- [Goal] Write out the listing exactly as it is given.

- [Entries]
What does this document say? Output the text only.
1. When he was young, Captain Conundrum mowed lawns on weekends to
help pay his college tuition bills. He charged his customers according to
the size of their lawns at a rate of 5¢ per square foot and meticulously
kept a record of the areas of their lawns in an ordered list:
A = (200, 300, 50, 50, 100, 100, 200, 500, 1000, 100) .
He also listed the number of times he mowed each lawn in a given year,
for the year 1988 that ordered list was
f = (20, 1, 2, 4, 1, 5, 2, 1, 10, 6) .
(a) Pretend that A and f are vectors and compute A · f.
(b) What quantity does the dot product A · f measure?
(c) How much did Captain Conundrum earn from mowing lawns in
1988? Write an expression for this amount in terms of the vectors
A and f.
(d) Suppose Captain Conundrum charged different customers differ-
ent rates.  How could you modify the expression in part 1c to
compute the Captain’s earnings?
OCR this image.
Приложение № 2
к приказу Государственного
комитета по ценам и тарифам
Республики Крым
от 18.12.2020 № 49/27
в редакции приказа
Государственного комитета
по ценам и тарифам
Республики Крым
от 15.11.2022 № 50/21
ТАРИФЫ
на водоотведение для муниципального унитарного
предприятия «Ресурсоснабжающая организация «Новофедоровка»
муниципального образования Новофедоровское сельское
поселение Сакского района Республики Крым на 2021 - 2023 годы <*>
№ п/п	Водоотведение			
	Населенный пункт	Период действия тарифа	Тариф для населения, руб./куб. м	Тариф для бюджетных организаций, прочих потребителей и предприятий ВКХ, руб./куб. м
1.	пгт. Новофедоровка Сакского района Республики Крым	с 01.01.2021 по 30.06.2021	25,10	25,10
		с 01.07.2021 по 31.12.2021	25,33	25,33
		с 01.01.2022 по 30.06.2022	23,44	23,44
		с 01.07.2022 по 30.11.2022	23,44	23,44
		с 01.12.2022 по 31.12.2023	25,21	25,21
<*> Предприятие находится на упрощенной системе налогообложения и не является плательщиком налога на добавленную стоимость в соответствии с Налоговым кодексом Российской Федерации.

- [Result for this task]
What does this document say? Output the text only.
1. When he was young, Captain Conundrum mowed lawns on weekends to
help pay his college tuition bills. He charged his customers according to
the size of their lawns at a rate of 5¢ per square foot and meticulously
kept a record of the areas of their lawns in an ordered list:
A = (200, 300, 50, 50, 100, 100, 200, 500, 1000, 100) .
He also listed the number of times he mowed each lawn in a given year,
for the year 1988 that ordered list was
f = (20, 1, 2, 4, 1, 5, 2, 1, 10, 6) .
(a) Pretend that A and f are vectors and compute A · f.
(b) What quantity does the dot product A · f measure?
(c) How much did Captain Conundrum earn from mowing lawns in
1988? Write an expression for this amount in terms of the vectors
A and f.
(d) Suppose Captain Conundrum charged different customers differ-
ent rates.  How could you modify the expression in part 1c to
compute the Captain’s earnings?
OCR this image.
Приложение № 2
к приказу Государственного
комитета по ценам и тарифам
Республики Крым
от 18.12.2020 № 49/27
в редакции приказа
Государственного комитета
по ценам и тарифам
Республики Крым
от 15.11.2022 № 50/21
ТАРИФЫ
на водоотведение для муниципального унитарного
предприятия «Ресурсоснабжающая организация «Новофедоровка»
муниципального образования Новофедоровское сельское
поселение Сакского района Республики Крым на 2021 - 2023 годы <*>
№ п/п	Водоотведение			
	Населенный пункт	Период действия тарифа	Тариф для населения, руб./куб. м	Тариф для бюджетных организаций, прочих потребителей и предприятий ВКХ, руб./куб. м
1.	пгт. Новофедоровка Сакского района Республики Крым	с 01.01.2021 по 30.06.2021	25,10	25,10
		с 01.07.2021 по 31.12.2021	25,33	25,33
		с 01.01.2022 по 30.06.2022	23,44	23,44
		с 01.07.2022 по 30.11.2022	23,44	23,44
		с 01.12.2022 по 31.12.2023	25,21	25,21
<*> Предприятие находится на упрощенной системе налогообложения и не является плательщиком налога на добавленную стоимость в соответствии с Налоговым кодексом Российской Федерации.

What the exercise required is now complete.